= Goal =
Quote the full listing word for word.

= Entries shown =
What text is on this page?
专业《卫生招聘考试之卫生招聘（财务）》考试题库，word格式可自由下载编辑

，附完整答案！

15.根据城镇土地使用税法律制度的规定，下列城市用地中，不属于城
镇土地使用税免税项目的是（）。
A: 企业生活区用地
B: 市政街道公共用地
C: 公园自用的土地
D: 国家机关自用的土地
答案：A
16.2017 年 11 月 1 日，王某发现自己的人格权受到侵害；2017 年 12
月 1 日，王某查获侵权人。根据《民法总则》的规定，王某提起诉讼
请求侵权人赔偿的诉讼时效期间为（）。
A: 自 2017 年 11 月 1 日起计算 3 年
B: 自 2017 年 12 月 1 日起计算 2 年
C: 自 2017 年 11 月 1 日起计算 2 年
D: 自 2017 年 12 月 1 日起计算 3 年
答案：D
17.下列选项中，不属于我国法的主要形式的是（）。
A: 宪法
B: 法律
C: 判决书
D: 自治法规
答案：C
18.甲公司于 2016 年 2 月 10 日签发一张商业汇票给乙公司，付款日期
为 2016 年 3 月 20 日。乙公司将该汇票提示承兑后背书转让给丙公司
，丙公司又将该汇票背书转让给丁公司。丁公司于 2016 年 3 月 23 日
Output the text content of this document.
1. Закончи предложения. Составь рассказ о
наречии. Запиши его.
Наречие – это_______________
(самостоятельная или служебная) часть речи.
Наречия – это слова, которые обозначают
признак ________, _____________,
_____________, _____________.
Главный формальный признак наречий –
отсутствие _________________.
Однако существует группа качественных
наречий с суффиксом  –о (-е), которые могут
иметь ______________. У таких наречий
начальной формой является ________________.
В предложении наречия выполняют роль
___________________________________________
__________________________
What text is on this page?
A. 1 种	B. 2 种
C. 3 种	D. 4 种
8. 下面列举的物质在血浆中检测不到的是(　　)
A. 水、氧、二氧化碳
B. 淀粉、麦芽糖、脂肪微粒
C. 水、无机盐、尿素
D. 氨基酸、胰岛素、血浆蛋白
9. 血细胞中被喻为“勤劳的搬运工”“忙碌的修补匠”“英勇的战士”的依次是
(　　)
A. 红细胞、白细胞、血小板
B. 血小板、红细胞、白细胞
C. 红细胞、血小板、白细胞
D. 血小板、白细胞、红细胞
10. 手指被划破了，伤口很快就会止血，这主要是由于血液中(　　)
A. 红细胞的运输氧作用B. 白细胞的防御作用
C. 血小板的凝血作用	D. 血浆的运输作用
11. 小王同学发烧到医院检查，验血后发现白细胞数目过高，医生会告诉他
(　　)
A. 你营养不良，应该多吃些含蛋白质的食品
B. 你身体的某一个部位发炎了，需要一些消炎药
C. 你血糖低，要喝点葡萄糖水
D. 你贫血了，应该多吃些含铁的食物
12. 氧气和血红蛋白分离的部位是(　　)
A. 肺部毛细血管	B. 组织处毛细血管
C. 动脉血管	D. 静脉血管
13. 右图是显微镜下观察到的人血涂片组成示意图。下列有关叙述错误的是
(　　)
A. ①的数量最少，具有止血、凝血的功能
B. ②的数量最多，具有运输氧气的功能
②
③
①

= Response to the exercise =
What text is on this page?
专业《卫生招聘考试之卫生招聘（财务）》考试题库，word格式可自由下载编辑

，附完整答案！

15.根据城镇土地使用税法律制度的规定，下列城市用地中，不属于城
镇土地使用税免税项目的是（）。
A: 企业生活区用地
B: 市政街道公共用地
C: 公园自用的土地
D: 国家机关自用的土地
答案：A
16.2017 年 11 月 1 日，王某发现自己的人格权受到侵害；2017 年 12
月 1 日，王某查获侵权人。根据《民法总则》的规定，王某提起诉讼
请求侵权人赔偿的诉讼时效期间为（）。
A: 自 2017 年 11 月 1 日起计算 3 年
B: 自 2017 年 12 月 1 日起计算 2 年
C: 自 2017 年 11 月 1 日起计算 2 年
D: 自 2017 年 12 月 1 日起计算 3 年
答案：D
17.下列选项中，不属于我国法的主要形式的是（）。
A: 宪法
B: 法律
C: 判决书
D: 自治法规
答案：C
18.甲公司于 2016 年 2 月 10 日签发一张商业汇票给乙公司，付款日期
为 2016 年 3 月 20 日。乙公司将该汇票提示承兑后背书转让给丙公司
，丙公司又将该汇票背书转让给丁公司。丁公司于 2016 年 3 月 23 日
Output the text content of this document.
1. Закончи предложения. Составь рассказ о
наречии. Запиши его.
Наречие – это_______________
(самостоятельная или служебная) часть речи.
Наречия – это слова, которые обозначают
признак ________, _____________,
_____________, _____________.
Главный формальный признак наречий –
отсутствие _________________.
Однако существует группа качественных
наречий с суффиксом  –о (-е), которые могут
иметь ______________. У таких наречий
начальной формой является ________________.
В предложении наречия выполняют роль
___________________________________________
__________________________
What text is on this page?
A. 1 种	B. 2 种
C. 3 种	D. 4 种
8. 下面列举的物质在血浆中检测不到的是(　　)
A. 水、氧、二氧化碳
B. 淀粉、麦芽糖、脂肪微粒
C. 水、无机盐、尿素
D. 氨基酸、胰岛素、血浆蛋白
9. 血细胞中被喻为“勤劳的搬运工”“忙碌的修补匠”“英勇的战士”的依次是
(　　)
A. 红细胞、白细胞、血小板
B. 血小板、红细胞、白细胞
C. 红细胞、血小板、白细胞
D. 血小板、白细胞、红细胞
10. 手指被划破了，伤口很快就会止血，这主要是由于血液中(　　)
A. 红细胞的运输氧作用B. 白细胞的防御作用
C. 血小板的凝血作用	D. 血浆的运输作用
11. 小王同学发烧到医院检查，验血后发现白细胞数目过高，医生会告诉他
(　　)
A. 你营养不良，应该多吃些含蛋白质的食品
B. 你身体的某一个部位发炎了，需要一些消炎药
C. 你血糖低，要喝点葡萄糖水
D. 你贫血了，应该多吃些含铁的食物
12. 氧气和血红蛋白分离的部位是(　　)
A. 肺部毛细血管	B. 组织处毛细血管
C. 动脉血管	D. 静脉血管
13. 右图是显微镜下观察到的人血涂片组成示意图。下列有关叙述错误的是
(　　)
A. ①的数量最少，具有止血、凝血的功能
B. ②的数量最多，具有运输氧气的功能
②
③
①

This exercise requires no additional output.